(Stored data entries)
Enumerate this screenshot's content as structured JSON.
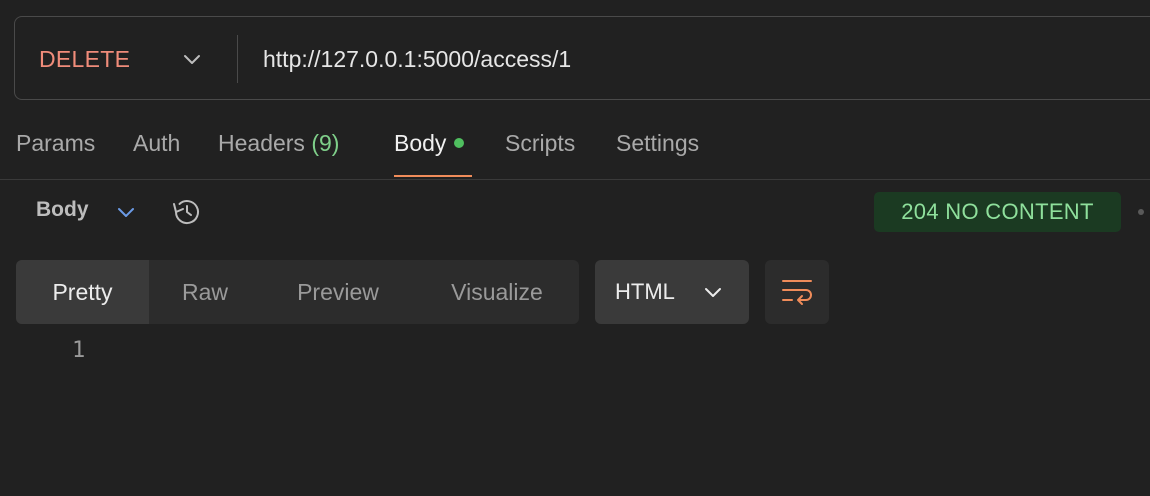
{
  "request": {
    "method": "DELETE",
    "url": "http://127.0.0.1:5000/access/1"
  },
  "tabs": [
    {
      "label": "Params"
    },
    {
      "label": "Auth"
    },
    {
      "label": "Headers",
      "count": "(9)"
    },
    {
      "label": "Body",
      "active": true,
      "indicator": "green-dot"
    },
    {
      "label": "Scripts"
    },
    {
      "label": "Settings"
    }
  ],
  "response": {
    "view_label": "Body",
    "status": "204 NO CONTENT",
    "formats": [
      "Pretty",
      "Raw",
      "Preview",
      "Visualize"
    ],
    "active_format": "Pretty",
    "language": "HTML",
    "line_numbers": [
      "1"
    ]
  },
  "colors": {
    "method": "#f08c7a",
    "accent": "#f08c5a",
    "status_bg": "#1b3a22",
    "status_text": "#8fe09c",
    "dot": "#4fbf5f"
  },
  "icons": {
    "method_dropdown": "chevron-down-icon",
    "view_dropdown": "chevron-down-icon",
    "history": "history-icon",
    "language_dropdown": "chevron-down-icon",
    "wrap": "wrap-lines-icon"
  }
}
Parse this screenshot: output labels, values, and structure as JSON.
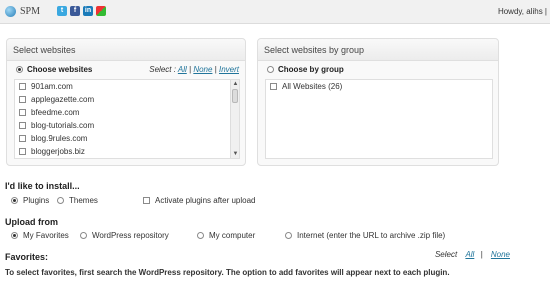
{
  "topbar": {
    "app_name": "SPM",
    "greeting": "Howdy, alihs |",
    "social_icons": [
      "twitter-icon",
      "facebook-icon",
      "linkedin-icon",
      "google-icon"
    ]
  },
  "websites_panel": {
    "title": "Select websites",
    "radio_label": "Choose websites",
    "select_label": "Select :",
    "select_all": "All",
    "select_none": "None",
    "select_invert": "Invert",
    "sep": "|",
    "items": [
      "901am.com",
      "applegazette.com",
      "bfeedme.com",
      "blog-tutorials.com",
      "blog.9rules.com",
      "bloggerjobs.biz"
    ]
  },
  "groups_panel": {
    "title": "Select websites by group",
    "radio_label": "Choose by group",
    "items": [
      "All Websites (26)"
    ]
  },
  "install": {
    "title": "I'd like to install...",
    "options": [
      "Plugins",
      "Themes"
    ],
    "activate_label": "Activate plugins after upload"
  },
  "upload": {
    "title": "Upload from",
    "options": [
      "My Favorites",
      "WordPress repository",
      "My computer",
      "Internet (enter the URL to archive .zip file)"
    ]
  },
  "favorites": {
    "title": "Favorites:",
    "select_label": "Select",
    "select_all": "All",
    "select_none": "None",
    "sep": "|",
    "description": "To select favorites, first search the WordPress repository. The option to add favorites will appear next to each plugin."
  }
}
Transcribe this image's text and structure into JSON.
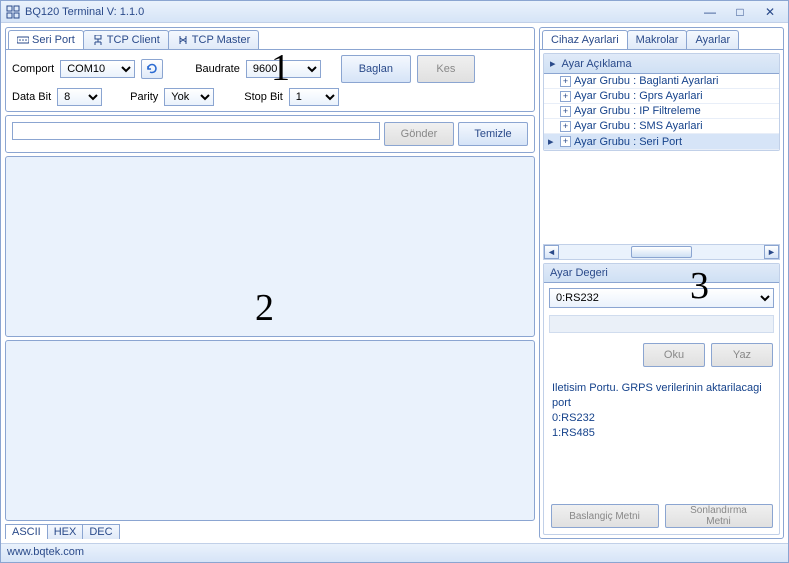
{
  "window": {
    "title": "BQ120 Terminal     V: 1.1.0",
    "min": "—",
    "restore": "□",
    "close": "✕"
  },
  "conn_tabs": [
    "Seri Port",
    "TCP Client",
    "TCP Master"
  ],
  "connection": {
    "comport_label": "Comport",
    "comport_value": "COM10",
    "baudrate_label": "Baudrate",
    "baudrate_value": "9600",
    "databit_label": "Data Bit",
    "databit_value": "8",
    "parity_label": "Parity",
    "parity_value": "Yok",
    "stopbit_label": "Stop Bit",
    "stopbit_value": "1",
    "connect_btn": "Baglan",
    "disconnect_btn": "Kes"
  },
  "send": {
    "send_btn": "Gönder",
    "clear_btn": "Temizle",
    "input_value": ""
  },
  "fmt_tabs": [
    "ASCII",
    "HEX",
    "DEC"
  ],
  "right_tabs": [
    "Cihaz Ayarlari",
    "Makrolar",
    "Ayarlar"
  ],
  "tree_header": "Ayar Açıklama",
  "tree_items": [
    "Ayar Grubu : Baglanti Ayarlari",
    "Ayar Grubu : Gprs Ayarlari",
    "Ayar Grubu : IP Filtreleme",
    "Ayar Grubu : SMS Ayarlari",
    "Ayar Grubu : Seri Port"
  ],
  "value_header": "Ayar Degeri",
  "value_selected": "0:RS232",
  "read_btn": "Oku",
  "write_btn": "Yaz",
  "description": {
    "line1": "Iletisim Portu. GRPS verilerinin aktarilacagi port",
    "line2": "0:RS232",
    "line3": "1:RS485"
  },
  "start_text_btn": "Baslangiç Metni",
  "end_text_btn": "Sonlandırma Metni",
  "status_url": "www.bqtek.com",
  "big_numbers": {
    "one": "1",
    "two": "2",
    "three": "3"
  }
}
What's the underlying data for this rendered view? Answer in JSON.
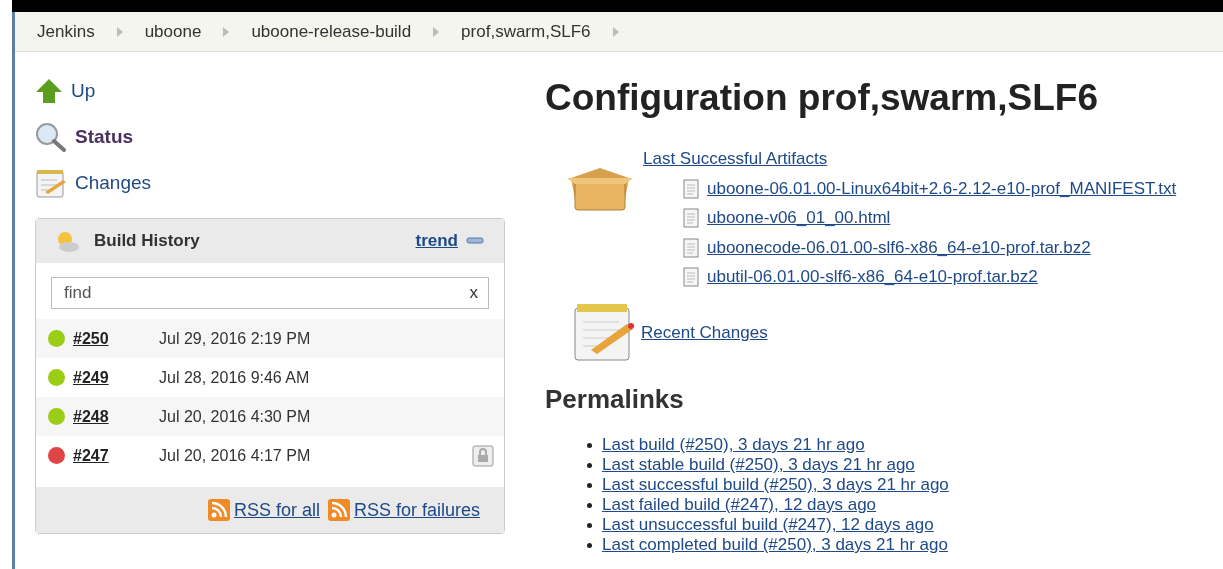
{
  "breadcrumbs": [
    "Jenkins",
    "uboone",
    "uboone-release-build",
    "prof,swarm,SLF6"
  ],
  "sidebar": {
    "items": [
      {
        "label": "Up",
        "selected": false
      },
      {
        "label": "Status",
        "selected": true
      },
      {
        "label": "Changes",
        "selected": false
      }
    ]
  },
  "build_history": {
    "title": "Build History",
    "trend": "trend",
    "search": {
      "placeholder": "find",
      "clear": "x"
    },
    "builds": [
      {
        "number": "#250",
        "date": "Jul 29, 2016 2:19 PM",
        "color": "#9acd16",
        "locked": false
      },
      {
        "number": "#249",
        "date": "Jul 28, 2016 9:46 AM",
        "color": "#9acd16",
        "locked": false
      },
      {
        "number": "#248",
        "date": "Jul 20, 2016 4:30 PM",
        "color": "#9acd16",
        "locked": false
      },
      {
        "number": "#247",
        "date": "Jul 20, 2016 4:17 PM",
        "color": "#e04545",
        "locked": true
      }
    ],
    "feeds": [
      "RSS for all",
      "RSS for failures"
    ]
  },
  "main": {
    "title": "Configuration prof,swarm,SLF6",
    "artifacts": {
      "label": "Last Successful Artifacts",
      "files": [
        "uboone-06.01.00-Linux64bit+2.6-2.12-e10-prof_MANIFEST.txt",
        "uboone-v06_01_00.html",
        "uboonecode-06.01.00-slf6-x86_64-e10-prof.tar.bz2",
        "ubutil-06.01.00-slf6-x86_64-e10-prof.tar.bz2"
      ]
    },
    "recent_changes": "Recent Changes",
    "permalinks_title": "Permalinks",
    "permalinks": [
      "Last build (#250), 3 days 21 hr ago",
      "Last stable build (#250), 3 days 21 hr ago",
      "Last successful build (#250), 3 days 21 hr ago",
      "Last failed build (#247), 12 days ago",
      "Last unsuccessful build (#247), 12 days ago",
      "Last completed build (#250), 3 days 21 hr ago"
    ]
  }
}
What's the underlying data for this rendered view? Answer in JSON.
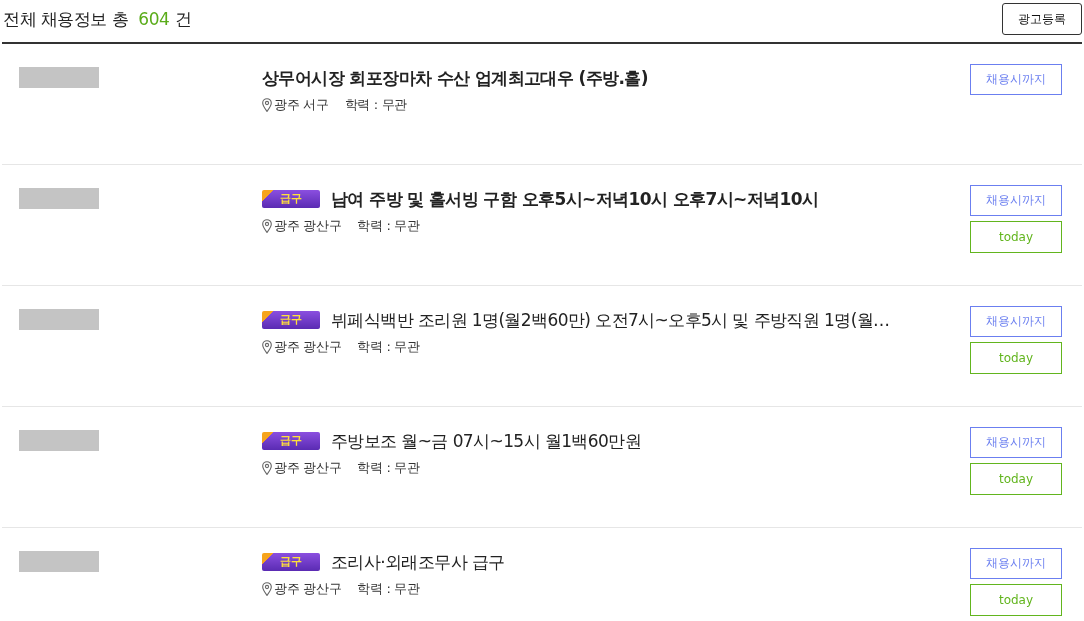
{
  "header": {
    "title": "전체 채용정보 총",
    "count": "604",
    "unit": "건",
    "button": "광고등록"
  },
  "listings": [
    {
      "title": "상무어시장 회포장마차 수산 업계최고대우 (주방.홀)",
      "emphasized": true,
      "location": "광주 서구",
      "education": "학력 : 무관",
      "deadline": "채용시까지"
    },
    {
      "badge": "급구",
      "title": "남여 주방 및 홀서빙 구함 오후5시~저녁10시 오후7시~저녁10시",
      "emphasized": true,
      "location": "광주 광산구",
      "education": "학력 : 무관",
      "deadline": "채용시까지",
      "tag": "today"
    },
    {
      "badge": "급구",
      "title": "뷔페식백반 조리원 1명(월2백60만) 오전7시~오후5시 및 주방직원 1명(월…",
      "emphasized": false,
      "location": "광주 광산구",
      "education": "학력 : 무관",
      "deadline": "채용시까지",
      "tag": "today"
    },
    {
      "badge": "급구",
      "title": "주방보조 월~금 07시~15시 월1백60만원",
      "emphasized": false,
      "location": "광주 광산구",
      "education": "학력 : 무관",
      "deadline": "채용시까지",
      "tag": "today"
    },
    {
      "badge": "급구",
      "title": "조리사·외래조무사 급구",
      "emphasized": false,
      "location": "광주 광산구",
      "education": "학력 : 무관",
      "deadline": "채용시까지",
      "tag": "today"
    }
  ]
}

● **Required work**
Copy all lines of the material above where the string "date" occurs.

● **Exercise response**
        "date": "Jul 29, 2016 2:19 PM",
        "date": "Jul 28, 2016 9:46 AM",
        "date": "Jul 20, 2016 4:30 PM",
        "date": "Jul 20, 2016 4:17 PM",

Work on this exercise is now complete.